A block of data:
^^^^^^^^^^^^^^^^

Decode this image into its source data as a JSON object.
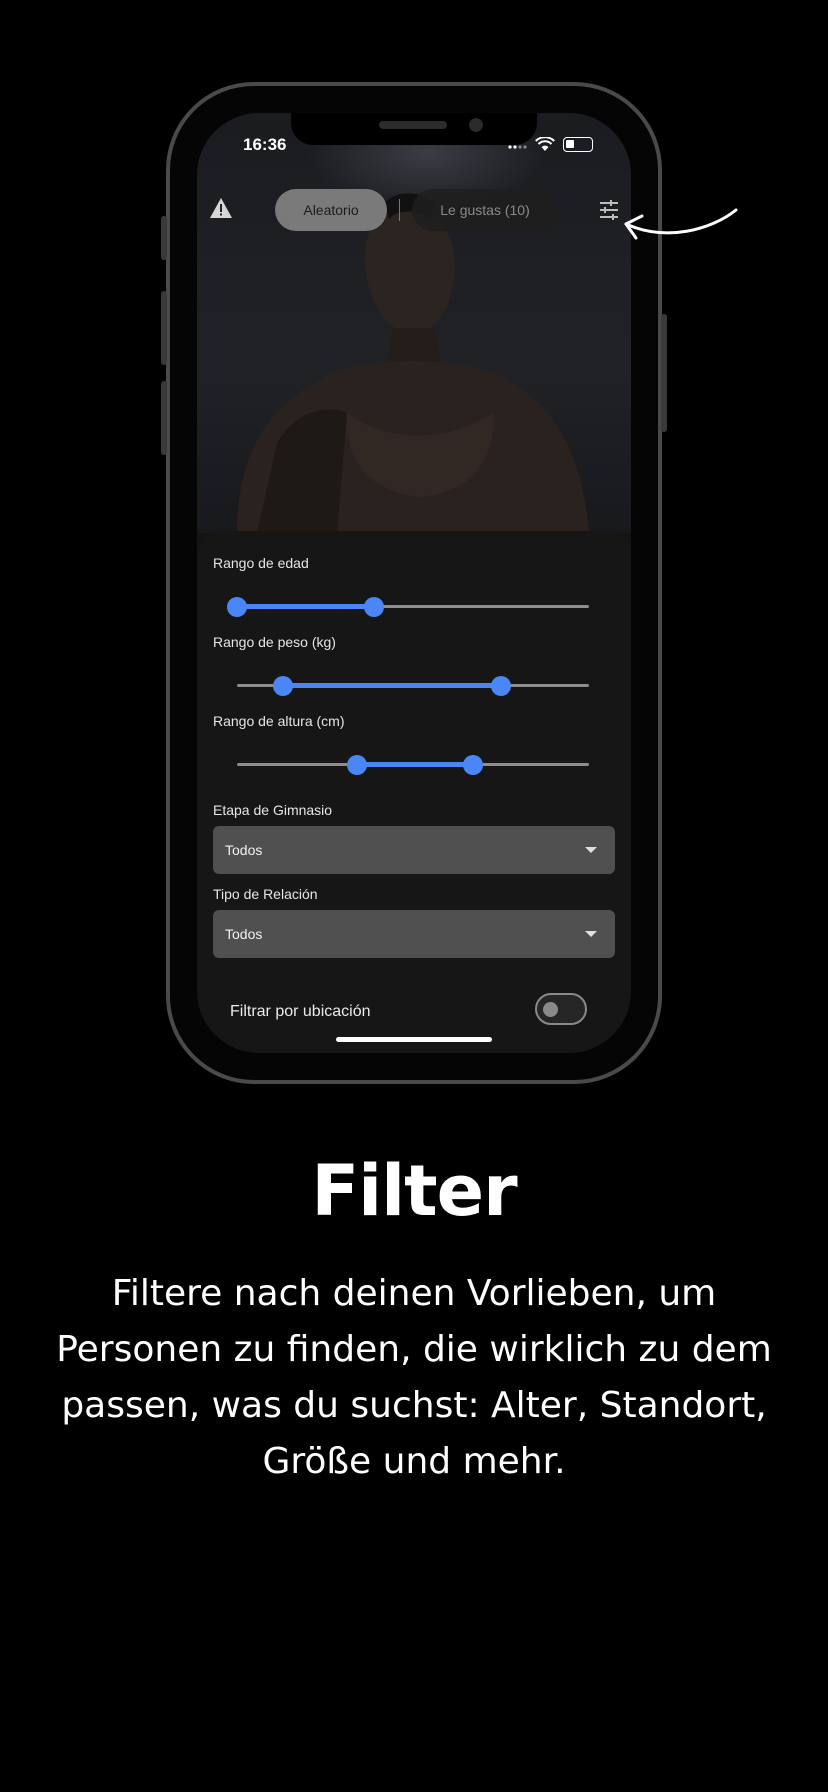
{
  "status_bar": {
    "time": "16:36"
  },
  "topbar": {
    "tab_random": "Aleatorio",
    "tab_likes": "Le gustas (10)",
    "icons": [
      "warning-icon",
      "filter-sliders-icon"
    ]
  },
  "filters": {
    "age_label": "Rango de edad",
    "age_range": {
      "low": 0.0,
      "high": 0.39
    },
    "weight_label": "Rango de peso (kg)",
    "weight_range": {
      "low": 0.13,
      "high": 0.75
    },
    "height_label": "Rango de altura (cm)",
    "height_range": {
      "low": 0.34,
      "high": 0.67
    },
    "gym_stage_label": "Etapa de Gimnasio",
    "gym_stage_value": "Todos",
    "relation_label": "Tipo de Relación",
    "relation_value": "Todos",
    "location_label": "Filtrar por ubicación",
    "location_enabled": false
  },
  "colors": {
    "accent": "#4a86f5",
    "background": "#000000",
    "panel": "#161616"
  },
  "promo": {
    "headline": "Filter",
    "description": "Filtere nach deinen Vorlieben, um Personen zu finden, die wirklich zu dem passen, was du suchst: Alter, Standort, Größe und mehr."
  }
}
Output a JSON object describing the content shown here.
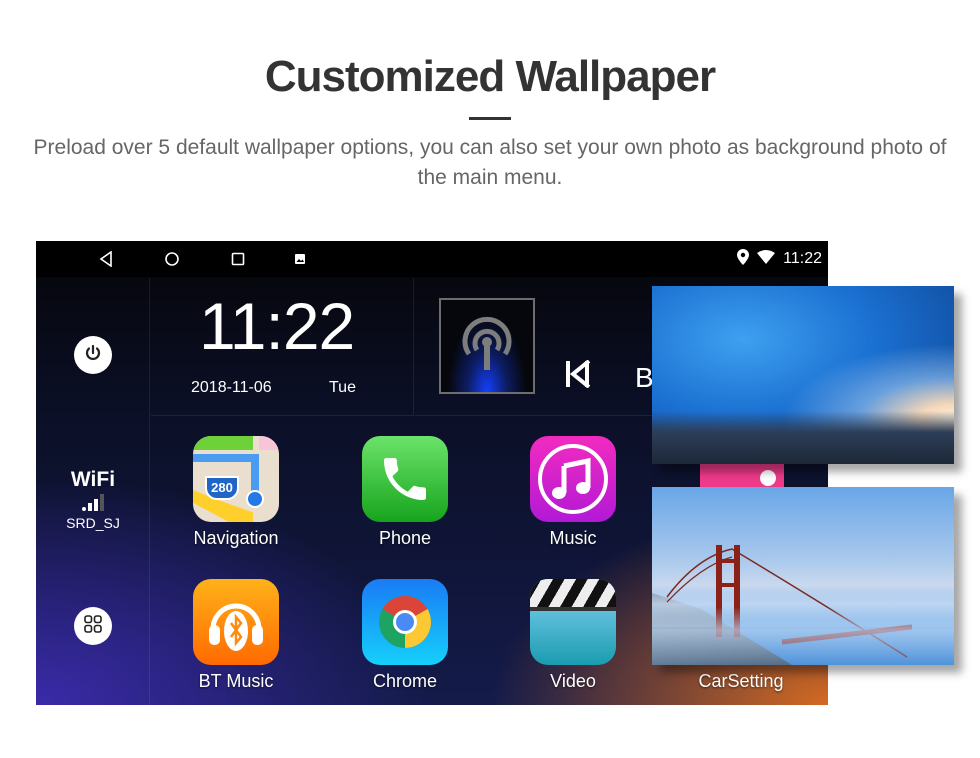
{
  "header": {
    "title": "Customized Wallpaper",
    "subtitle": "Preload over 5 default wallpaper options, you can also set your own photo as background photo of the main menu."
  },
  "statusbar": {
    "nav_icons": [
      "back-icon",
      "home-icon",
      "recents-icon",
      "screenshot-icon"
    ],
    "status_icons": [
      "location-icon",
      "wifi-icon"
    ],
    "time": "11:22"
  },
  "sidebar": {
    "power_icon": "power-icon",
    "wifi": {
      "title": "WiFi",
      "ssid": "SRD_SJ",
      "signal_bars_lit": 3,
      "signal_bars_total": 4
    },
    "apps_icon": "apps-grid-icon"
  },
  "clock": {
    "time": "11:22",
    "date": "2018-11-06",
    "day": "Tue"
  },
  "media": {
    "art_icon": "radio-antenna-icon",
    "prev_icon": "skip-previous-icon",
    "title_partial": "B"
  },
  "apps": [
    {
      "label": "Navigation",
      "icon": "maps-icon"
    },
    {
      "label": "Phone",
      "icon": "phone-icon"
    },
    {
      "label": "Music",
      "icon": "music-note-icon"
    },
    {
      "label": "BT Music",
      "icon": "bluetooth-headphones-icon"
    },
    {
      "label": "Chrome",
      "icon": "chrome-icon"
    },
    {
      "label": "Video",
      "icon": "clapperboard-icon"
    },
    {
      "label": "CarSetting",
      "icon": "car-setting-icon"
    }
  ],
  "map_badge": "280",
  "wallpapers": [
    {
      "name": "ice-cave"
    },
    {
      "name": "golden-gate-bridge"
    }
  ]
}
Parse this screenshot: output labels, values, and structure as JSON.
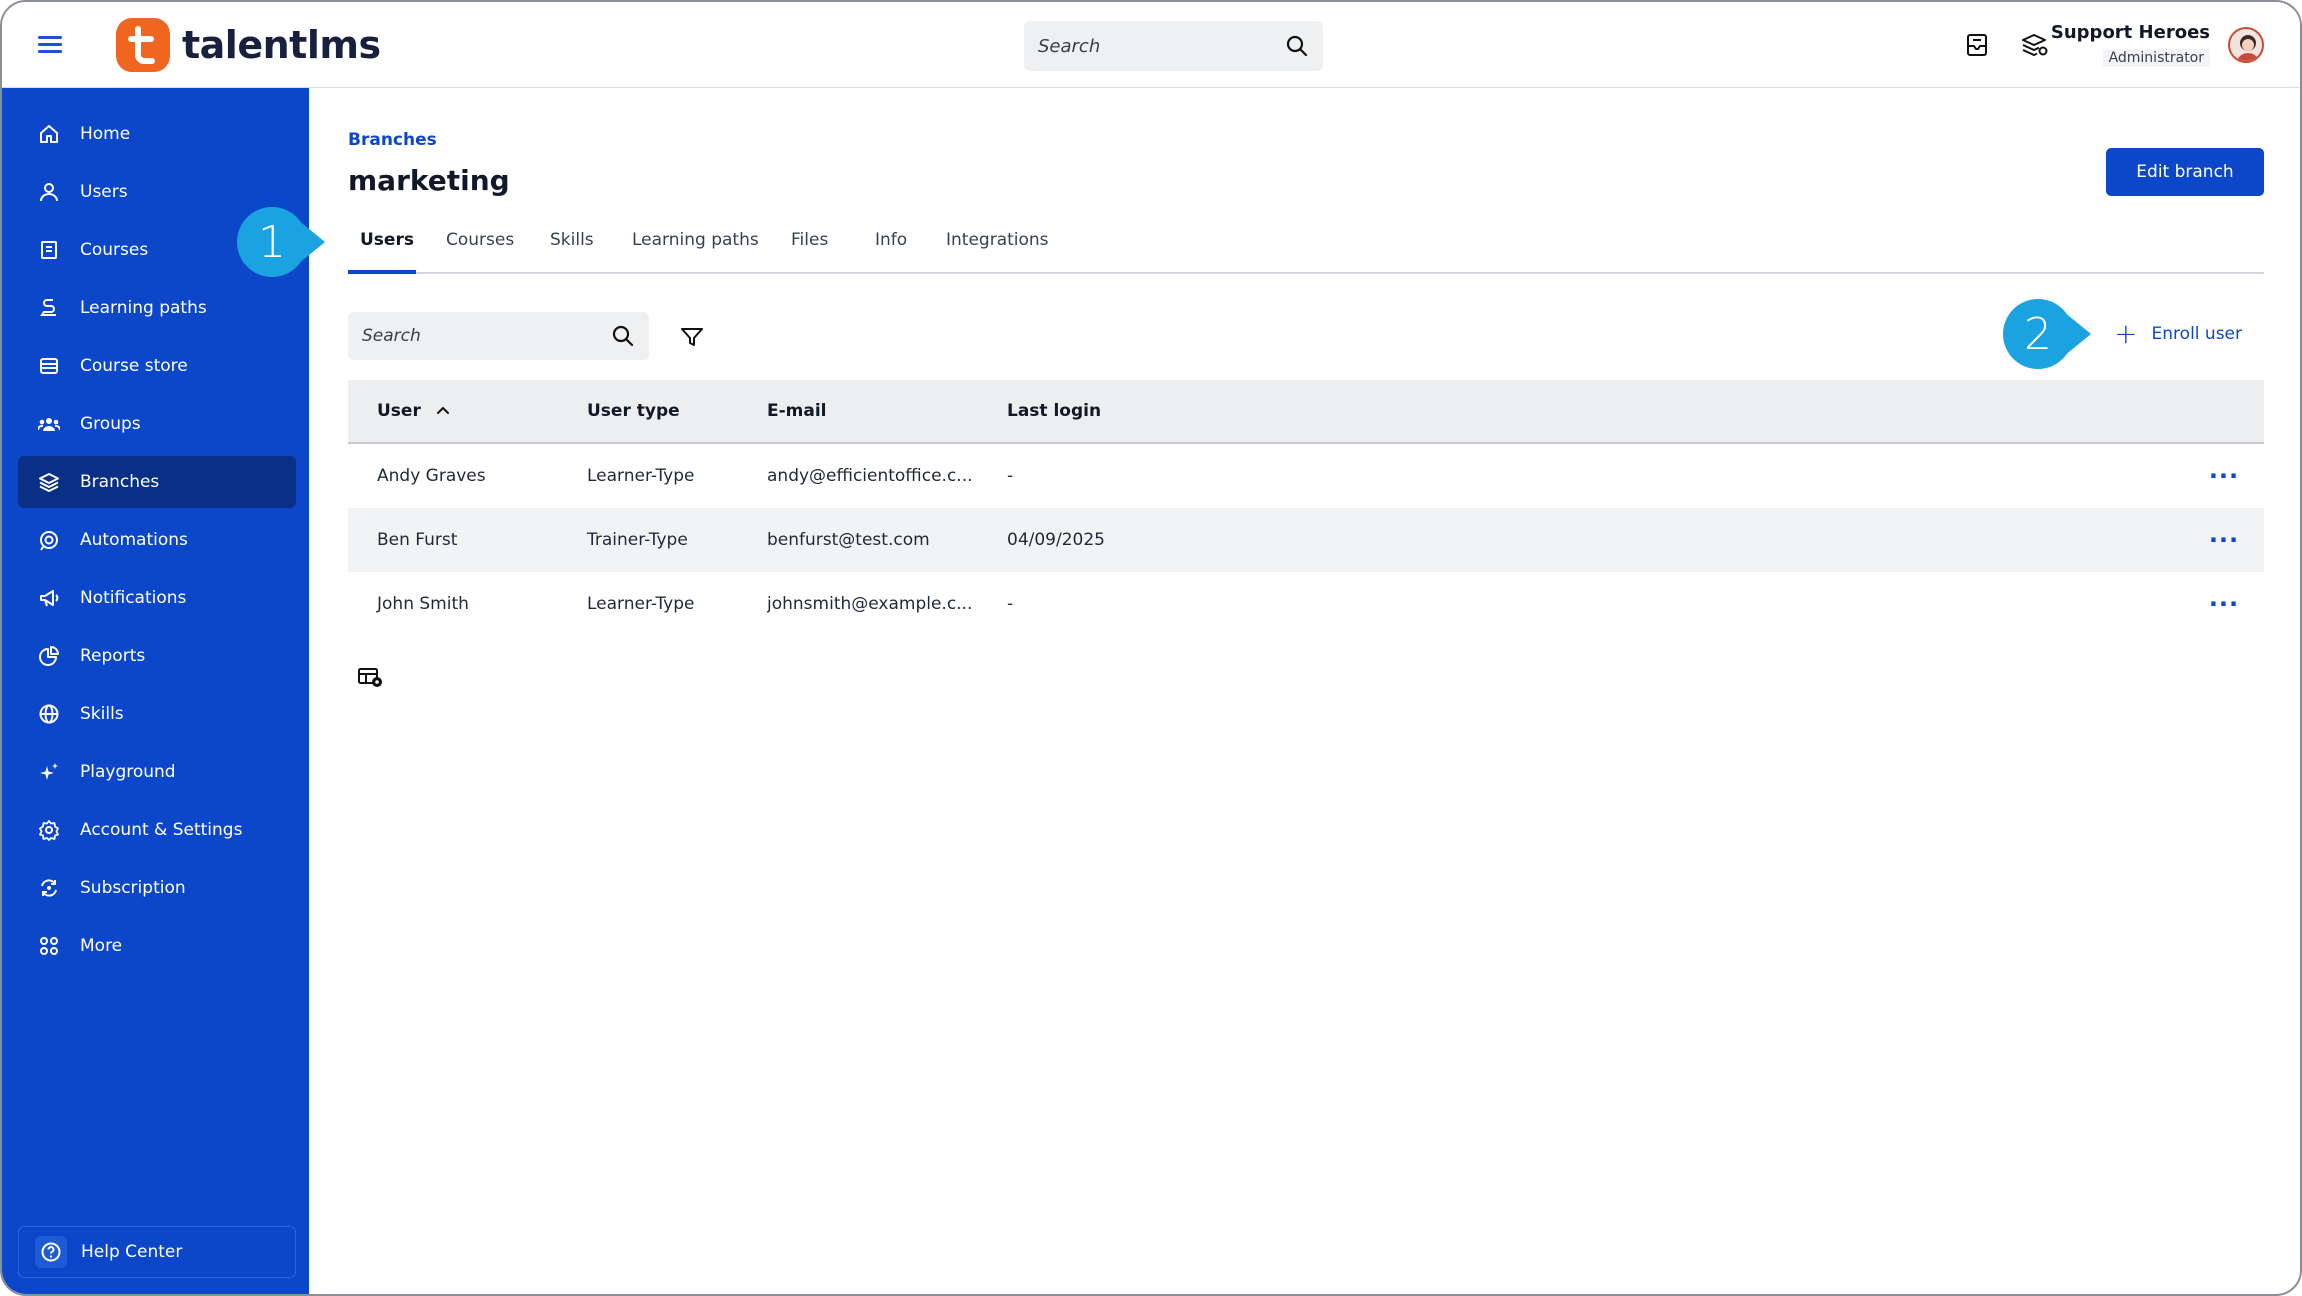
{
  "app": {
    "brand_name": "talentlms",
    "brand_color": "#f0651f",
    "accent_color": "#0d47c9"
  },
  "topbar": {
    "search_placeholder": "Search",
    "icons": [
      "menu-icon",
      "search-icon",
      "messages-icon",
      "branches-switch-icon"
    ],
    "user_name": "Support Heroes",
    "user_role": "Administrator"
  },
  "sidebar": {
    "items": [
      {
        "label": "Home",
        "icon": "home-icon"
      },
      {
        "label": "Users",
        "icon": "user-icon"
      },
      {
        "label": "Courses",
        "icon": "book-icon"
      },
      {
        "label": "Learning paths",
        "icon": "path-icon"
      },
      {
        "label": "Course store",
        "icon": "store-icon"
      },
      {
        "label": "Groups",
        "icon": "groups-icon"
      },
      {
        "label": "Branches",
        "icon": "layers-icon",
        "active": true
      },
      {
        "label": "Automations",
        "icon": "automation-icon"
      },
      {
        "label": "Notifications",
        "icon": "megaphone-icon"
      },
      {
        "label": "Reports",
        "icon": "pie-chart-icon"
      },
      {
        "label": "Skills",
        "icon": "globe-icon"
      },
      {
        "label": "Playground",
        "icon": "sparkle-icon"
      },
      {
        "label": "Account & Settings",
        "icon": "gear-icon"
      },
      {
        "label": "Subscription",
        "icon": "refresh-icon"
      },
      {
        "label": "More",
        "icon": "grid-icon"
      }
    ],
    "help_label": "Help Center"
  },
  "main": {
    "breadcrumb": "Branches",
    "title": "marketing",
    "edit_button": "Edit branch",
    "tabs": [
      "Users",
      "Courses",
      "Skills",
      "Learning paths",
      "Files",
      "Info",
      "Integrations"
    ],
    "active_tab": "Users",
    "search_placeholder": "Search",
    "enroll_label": "Enroll user",
    "callouts": [
      "1",
      "2"
    ],
    "table": {
      "columns": [
        "User",
        "User type",
        "E-mail",
        "Last login"
      ],
      "sort": "User ascending",
      "rows": [
        {
          "user": "Andy Graves",
          "type": "Learner-Type",
          "email": "andy@efficientoffice.c...",
          "last_login": "-"
        },
        {
          "user": "Ben Furst",
          "type": "Trainer-Type",
          "email": "benfurst@test.com",
          "last_login": "04/09/2025"
        },
        {
          "user": "John Smith",
          "type": "Learner-Type",
          "email": "johnsmith@example.c...",
          "last_login": "-"
        }
      ],
      "row_action_label": "···"
    }
  }
}
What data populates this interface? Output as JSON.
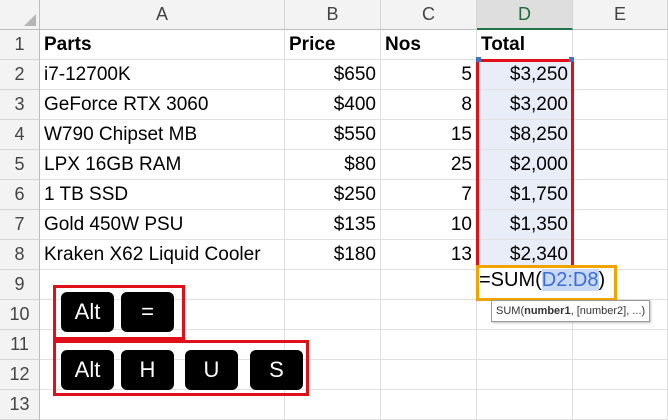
{
  "columns": [
    "A",
    "B",
    "C",
    "D",
    "E"
  ],
  "rows": [
    "1",
    "2",
    "3",
    "4",
    "5",
    "6",
    "7",
    "8",
    "9",
    "10",
    "11",
    "12",
    "13"
  ],
  "headers": {
    "parts": "Parts",
    "price": "Price",
    "nos": "Nos",
    "total": "Total"
  },
  "table": [
    {
      "part": "i7-12700K",
      "price": "$650",
      "nos": "5",
      "total": "$3,250"
    },
    {
      "part": "GeForce RTX 3060",
      "price": "$400",
      "nos": "8",
      "total": "$3,200"
    },
    {
      "part": "W790 Chipset MB",
      "price": "$550",
      "nos": "15",
      "total": "$8,250"
    },
    {
      "part": "LPX 16GB RAM",
      "price": "$80",
      "nos": "25",
      "total": "$2,000"
    },
    {
      "part": "1 TB SSD",
      "price": "$250",
      "nos": "7",
      "total": "$1,750"
    },
    {
      "part": "Gold 450W PSU",
      "price": "$135",
      "nos": "10",
      "total": "$1,350"
    },
    {
      "part": "Kraken X62 Liquid Cooler",
      "price": "$180",
      "nos": "13",
      "total": "$2,340"
    }
  ],
  "formula": {
    "prefix": "=SUM(",
    "range": "D2:D8",
    "suffix": ")"
  },
  "tooltip": {
    "fn": "SUM(",
    "arg1": "number1",
    "rest": ", [number2], ...)"
  },
  "shortcut1": [
    "Alt",
    "="
  ],
  "shortcut2": [
    "Alt",
    "H",
    "U",
    "S"
  ],
  "colors": {
    "highlight_box": "#e0101a",
    "formula_box": "#f1a400",
    "selection": "#e8edf7",
    "range_ref": "#3a6ed8"
  }
}
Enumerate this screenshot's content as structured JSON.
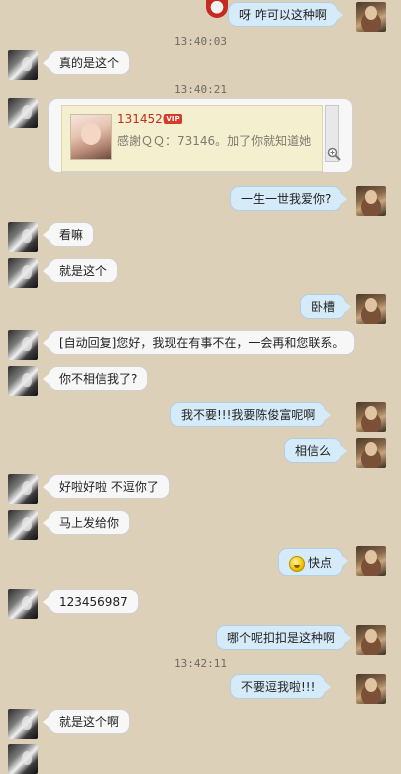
{
  "timestamps": [
    "13:40:03",
    "13:40:21",
    "13:42:11"
  ],
  "shared_card": {
    "name": "1314520",
    "badge": "VIP",
    "text": "感謝ＱＱ：73146。加了你就知道她"
  },
  "messages": [
    {
      "side": "right",
      "text": "呀  咋可以这种啊"
    },
    {
      "side": "left",
      "text": "真的是这个"
    },
    {
      "side": "right",
      "text": "一生一世我爱你?"
    },
    {
      "side": "left",
      "text": "看嘛"
    },
    {
      "side": "left",
      "text": "就是这个"
    },
    {
      "side": "right",
      "text": "卧槽"
    },
    {
      "side": "left",
      "text": "[自动回复]您好，我现在有事不在，一会再和您联系。"
    },
    {
      "side": "left",
      "text": "你不相信我了?"
    },
    {
      "side": "right",
      "text": "我不要!!!我要陈俊富呢啊"
    },
    {
      "side": "right",
      "text": "相信么"
    },
    {
      "side": "left",
      "text": "好啦好啦 不逗你了"
    },
    {
      "side": "left",
      "text": "马上发给你"
    },
    {
      "side": "right",
      "text": "快点",
      "emoji": "smiley-face"
    },
    {
      "side": "left",
      "text": "123456987"
    },
    {
      "side": "right",
      "text": "哪个呢扣扣是这种啊"
    },
    {
      "side": "right",
      "text": "不要逗我啦!!!"
    },
    {
      "side": "left",
      "text": "就是这个啊"
    }
  ]
}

^^^^^^^^^^^^^^^^

The task: List each line of the entries that holds the string "content".

Output for this task:
Output a JSON object describing the content shown here.
Enumerate this screenshot's content as structured JSON.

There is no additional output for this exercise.